WHAT TO WORK ON: Below are some records; return each one exactly.

■ ■ ■

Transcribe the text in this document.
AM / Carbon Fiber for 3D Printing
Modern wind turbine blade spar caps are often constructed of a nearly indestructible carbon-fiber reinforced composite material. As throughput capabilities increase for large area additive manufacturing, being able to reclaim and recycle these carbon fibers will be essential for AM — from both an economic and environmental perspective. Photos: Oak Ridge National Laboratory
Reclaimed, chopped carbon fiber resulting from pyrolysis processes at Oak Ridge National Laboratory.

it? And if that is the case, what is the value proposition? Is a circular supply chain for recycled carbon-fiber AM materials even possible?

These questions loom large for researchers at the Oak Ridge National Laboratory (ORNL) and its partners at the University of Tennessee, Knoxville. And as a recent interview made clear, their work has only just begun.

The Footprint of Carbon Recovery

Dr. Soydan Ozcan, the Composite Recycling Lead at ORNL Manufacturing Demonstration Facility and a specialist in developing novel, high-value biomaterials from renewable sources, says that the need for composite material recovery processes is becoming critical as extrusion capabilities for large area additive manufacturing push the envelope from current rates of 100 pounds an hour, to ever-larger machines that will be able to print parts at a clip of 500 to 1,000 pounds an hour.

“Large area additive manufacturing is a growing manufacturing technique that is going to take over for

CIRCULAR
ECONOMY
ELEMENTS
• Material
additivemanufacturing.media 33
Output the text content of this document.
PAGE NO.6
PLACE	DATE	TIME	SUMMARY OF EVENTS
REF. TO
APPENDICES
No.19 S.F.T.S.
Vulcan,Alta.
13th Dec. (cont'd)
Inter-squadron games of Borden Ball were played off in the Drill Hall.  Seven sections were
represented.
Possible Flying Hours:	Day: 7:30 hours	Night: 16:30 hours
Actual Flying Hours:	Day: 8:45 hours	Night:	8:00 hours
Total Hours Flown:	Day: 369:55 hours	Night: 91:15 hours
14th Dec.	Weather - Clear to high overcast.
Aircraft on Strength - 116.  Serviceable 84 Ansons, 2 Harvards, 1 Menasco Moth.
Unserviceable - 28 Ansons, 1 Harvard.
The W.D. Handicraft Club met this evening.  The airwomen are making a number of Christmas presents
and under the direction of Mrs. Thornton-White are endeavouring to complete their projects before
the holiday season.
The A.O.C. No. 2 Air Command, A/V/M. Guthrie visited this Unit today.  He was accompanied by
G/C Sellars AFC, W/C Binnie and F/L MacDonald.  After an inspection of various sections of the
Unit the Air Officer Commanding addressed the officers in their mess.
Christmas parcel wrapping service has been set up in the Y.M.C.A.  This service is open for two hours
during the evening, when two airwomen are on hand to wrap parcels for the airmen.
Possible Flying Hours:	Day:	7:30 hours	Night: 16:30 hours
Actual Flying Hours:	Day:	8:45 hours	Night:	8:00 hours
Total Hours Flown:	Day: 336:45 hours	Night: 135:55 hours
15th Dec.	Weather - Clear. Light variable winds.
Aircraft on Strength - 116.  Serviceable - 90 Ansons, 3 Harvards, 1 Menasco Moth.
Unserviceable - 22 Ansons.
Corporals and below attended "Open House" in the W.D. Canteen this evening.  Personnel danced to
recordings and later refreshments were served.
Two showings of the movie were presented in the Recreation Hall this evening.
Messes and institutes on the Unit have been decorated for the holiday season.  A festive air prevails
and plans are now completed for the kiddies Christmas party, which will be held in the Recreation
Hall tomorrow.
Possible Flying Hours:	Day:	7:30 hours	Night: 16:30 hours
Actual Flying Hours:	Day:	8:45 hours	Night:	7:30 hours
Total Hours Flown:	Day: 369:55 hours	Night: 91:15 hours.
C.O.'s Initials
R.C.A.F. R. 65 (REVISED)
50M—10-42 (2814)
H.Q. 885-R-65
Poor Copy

■ ■ ■

SOLVED EXERCISE:
Transcribe the text in this document.
AM / Carbon Fiber for 3D Printing
Modern wind turbine blade spar caps are often constructed of a nearly indestructible carbon-fiber reinforced composite material. As throughput capabilities increase for large area additive manufacturing, being able to reclaim and recycle these carbon fibers will be essential for AM — from both an economic and environmental perspective. Photos: Oak Ridge National Laboratory
Reclaimed, chopped carbon fiber resulting from pyrolysis processes at Oak Ridge National Laboratory.

it? And if that is the case, what is the value proposition? Is a circular supply chain for recycled carbon-fiber AM materials even possible?

These questions loom large for researchers at the Oak Ridge National Laboratory (ORNL) and its partners at the University of Tennessee, Knoxville. And as a recent interview made clear, their work has only just begun.

The Footprint of Carbon Recovery

Dr. Soydan Ozcan, the Composite Recycling Lead at ORNL Manufacturing Demonstration Facility and a specialist in developing novel, high-value biomaterials from renewable sources, says that the need for composite material recovery processes is becoming critical as extrusion capabilities for large area additive manufacturing push the envelope from current rates of 100 pounds an hour, to ever-larger machines that will be able to print parts at a clip of 500 to 1,000 pounds an hour.

“Large area additive manufacturing is a growing manufacturing technique that is going to take over for

CIRCULAR
ECONOMY
ELEMENTS
• Material
additivemanufacturing.media 33
Output the text content of this document.
PAGE NO.6
PLACE	DATE	TIME	SUMMARY OF EVENTS
REF. TO
APPENDICES
No.19 S.F.T.S.
Vulcan,Alta.
13th Dec. (cont'd)
Inter-squadron games of Borden Ball were played off in the Drill Hall.  Seven sections were
represented.
Possible Flying Hours:	Day: 7:30 hours	Night: 16:30 hours
Actual Flying Hours:	Day: 8:45 hours	Night:	8:00 hours
Total Hours Flown:	Day: 369:55 hours	Night: 91:15 hours
14th Dec.	Weather - Clear to high overcast.
Aircraft on Strength - 116.  Serviceable 84 Ansons, 2 Harvards, 1 Menasco Moth.
Unserviceable - 28 Ansons, 1 Harvard.
The W.D. Handicraft Club met this evening.  The airwomen are making a number of Christmas presents
and under the direction of Mrs. Thornton-White are endeavouring to complete their projects before
the holiday season.
The A.O.C. No. 2 Air Command, A/V/M. Guthrie visited this Unit today.  He was accompanied by
G/C Sellars AFC, W/C Binnie and F/L MacDonald.  After an inspection of various sections of the
Unit the Air Officer Commanding addressed the officers in their mess.
Christmas parcel wrapping service has been set up in the Y.M.C.A.  This service is open for two hours
during the evening, when two airwomen are on hand to wrap parcels for the airmen.
Possible Flying Hours:	Day:	7:30 hours	Night: 16:30 hours
Actual Flying Hours:	Day:	8:45 hours	Night:	8:00 hours
Total Hours Flown:	Day: 336:45 hours	Night: 135:55 hours
15th Dec.	Weather - Clear. Light variable winds.
Aircraft on Strength - 116.  Serviceable - 90 Ansons, 3 Harvards, 1 Menasco Moth.
Unserviceable - 22 Ansons.
Corporals and below attended "Open House" in the W.D. Canteen this evening.  Personnel danced to
recordings and later refreshments were served.
Two showings of the movie were presented in the Recreation Hall this evening.
Messes and institutes on the Unit have been decorated for the holiday season.  A festive air prevails
and plans are now completed for the kiddies Christmas party, which will be held in the Recreation
Hall tomorrow.
Possible Flying Hours:	Day:	7:30 hours	Night: 16:30 hours
Actual Flying Hours:	Day:	8:45 hours	Night:	7:30 hours
Total Hours Flown:	Day: 369:55 hours	Night: 91:15 hours.
C.O.'s Initials
R.C.A.F. R. 65 (REVISED)
50M—10-42 (2814)
H.Q. 885-R-65
Poor Copy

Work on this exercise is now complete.